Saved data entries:
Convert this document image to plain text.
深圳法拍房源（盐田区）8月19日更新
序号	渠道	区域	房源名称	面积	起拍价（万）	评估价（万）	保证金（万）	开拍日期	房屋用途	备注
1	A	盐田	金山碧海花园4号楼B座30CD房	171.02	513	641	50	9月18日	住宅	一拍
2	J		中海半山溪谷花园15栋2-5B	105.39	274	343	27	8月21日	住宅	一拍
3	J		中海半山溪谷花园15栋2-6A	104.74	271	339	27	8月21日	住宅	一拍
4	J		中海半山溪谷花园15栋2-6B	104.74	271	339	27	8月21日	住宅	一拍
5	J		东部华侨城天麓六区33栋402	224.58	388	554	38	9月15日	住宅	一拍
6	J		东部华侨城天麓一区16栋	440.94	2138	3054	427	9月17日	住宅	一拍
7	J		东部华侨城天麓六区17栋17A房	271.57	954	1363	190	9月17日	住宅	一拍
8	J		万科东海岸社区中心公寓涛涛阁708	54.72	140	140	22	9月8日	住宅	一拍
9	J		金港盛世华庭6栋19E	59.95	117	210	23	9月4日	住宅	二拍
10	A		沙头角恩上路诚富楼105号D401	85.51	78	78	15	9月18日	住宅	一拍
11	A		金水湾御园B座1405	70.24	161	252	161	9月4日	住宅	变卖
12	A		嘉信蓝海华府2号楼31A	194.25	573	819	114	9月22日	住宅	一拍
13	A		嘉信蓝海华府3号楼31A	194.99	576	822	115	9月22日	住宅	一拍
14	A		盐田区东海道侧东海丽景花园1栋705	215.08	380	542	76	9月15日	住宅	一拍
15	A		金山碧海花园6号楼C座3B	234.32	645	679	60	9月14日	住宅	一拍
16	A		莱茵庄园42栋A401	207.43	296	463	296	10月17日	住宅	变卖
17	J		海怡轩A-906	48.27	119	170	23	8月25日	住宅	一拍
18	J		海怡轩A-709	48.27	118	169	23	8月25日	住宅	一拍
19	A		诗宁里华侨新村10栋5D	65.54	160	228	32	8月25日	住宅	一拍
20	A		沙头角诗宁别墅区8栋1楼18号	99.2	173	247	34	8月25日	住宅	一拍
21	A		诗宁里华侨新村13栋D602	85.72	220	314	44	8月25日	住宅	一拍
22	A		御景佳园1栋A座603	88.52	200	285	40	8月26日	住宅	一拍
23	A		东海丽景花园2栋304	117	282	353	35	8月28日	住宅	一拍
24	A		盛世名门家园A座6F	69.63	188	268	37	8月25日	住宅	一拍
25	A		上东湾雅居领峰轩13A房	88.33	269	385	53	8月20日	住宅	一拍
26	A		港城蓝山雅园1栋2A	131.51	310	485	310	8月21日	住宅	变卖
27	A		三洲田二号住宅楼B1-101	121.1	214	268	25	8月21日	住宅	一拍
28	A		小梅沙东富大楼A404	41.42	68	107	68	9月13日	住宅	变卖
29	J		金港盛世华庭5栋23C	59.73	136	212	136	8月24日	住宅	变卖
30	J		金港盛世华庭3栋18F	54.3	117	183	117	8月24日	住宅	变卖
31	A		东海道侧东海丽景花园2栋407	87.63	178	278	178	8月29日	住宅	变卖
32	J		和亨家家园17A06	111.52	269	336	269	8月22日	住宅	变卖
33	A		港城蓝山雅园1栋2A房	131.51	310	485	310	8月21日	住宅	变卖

- [TASK DETAILS] Write every entry out again exactly.

- [RESULT OF THE TASK]
Convert this document image to plain text.
深圳法拍房源（盐田区）8月19日更新
序号	渠道	区域	房源名称	面积	起拍价（万）	评估价（万）	保证金（万）	开拍日期	房屋用途	备注
1	A	盐田	金山碧海花园4号楼B座30CD房	171.02	513	641	50	9月18日	住宅	一拍
2	J		中海半山溪谷花园15栋2-5B	105.39	274	343	27	8月21日	住宅	一拍
3	J		中海半山溪谷花园15栋2-6A	104.74	271	339	27	8月21日	住宅	一拍
4	J		中海半山溪谷花园15栋2-6B	104.74	271	339	27	8月21日	住宅	一拍
5	J		东部华侨城天麓六区33栋402	224.58	388	554	38	9月15日	住宅	一拍
6	J		东部华侨城天麓一区16栋	440.94	2138	3054	427	9月17日	住宅	一拍
7	J		东部华侨城天麓六区17栋17A房	271.57	954	1363	190	9月17日	住宅	一拍
8	J		万科东海岸社区中心公寓涛涛阁708	54.72	140	140	22	9月8日	住宅	一拍
9	J		金港盛世华庭6栋19E	59.95	117	210	23	9月4日	住宅	二拍
10	A		沙头角恩上路诚富楼105号D401	85.51	78	78	15	9月18日	住宅	一拍
11	A		金水湾御园B座1405	70.24	161	252	161	9月4日	住宅	变卖
12	A		嘉信蓝海华府2号楼31A	194.25	573	819	114	9月22日	住宅	一拍
13	A		嘉信蓝海华府3号楼31A	194.99	576	822	115	9月22日	住宅	一拍
14	A		盐田区东海道侧东海丽景花园1栋705	215.08	380	542	76	9月15日	住宅	一拍
15	A		金山碧海花园6号楼C座3B	234.32	645	679	60	9月14日	住宅	一拍
16	A		莱茵庄园42栋A401	207.43	296	463	296	10月17日	住宅	变卖
17	J		海怡轩A-906	48.27	119	170	23	8月25日	住宅	一拍
18	J		海怡轩A-709	48.27	118	169	23	8月25日	住宅	一拍
19	A		诗宁里华侨新村10栋5D	65.54	160	228	32	8月25日	住宅	一拍
20	A		沙头角诗宁别墅区8栋1楼18号	99.2	173	247	34	8月25日	住宅	一拍
21	A		诗宁里华侨新村13栋D602	85.72	220	314	44	8月25日	住宅	一拍
22	A		御景佳园1栋A座603	88.52	200	285	40	8月26日	住宅	一拍
23	A		东海丽景花园2栋304	117	282	353	35	8月28日	住宅	一拍
24	A		盛世名门家园A座6F	69.63	188	268	37	8月25日	住宅	一拍
25	A		上东湾雅居领峰轩13A房	88.33	269	385	53	8月20日	住宅	一拍
26	A		港城蓝山雅园1栋2A	131.51	310	485	310	8月21日	住宅	变卖
27	A		三洲田二号住宅楼B1-101	121.1	214	268	25	8月21日	住宅	一拍
28	A		小梅沙东富大楼A404	41.42	68	107	68	9月13日	住宅	变卖
29	J		金港盛世华庭5栋23C	59.73	136	212	136	8月24日	住宅	变卖
30	J		金港盛世华庭3栋18F	54.3	117	183	117	8月24日	住宅	变卖
31	A		东海道侧东海丽景花园2栋407	87.63	178	278	178	8月29日	住宅	变卖
32	J		和亨家家园17A06	111.52	269	336	269	8月22日	住宅	变卖
33	A		港城蓝山雅园1栋2A房	131.51	310	485	310	8月21日	住宅	变卖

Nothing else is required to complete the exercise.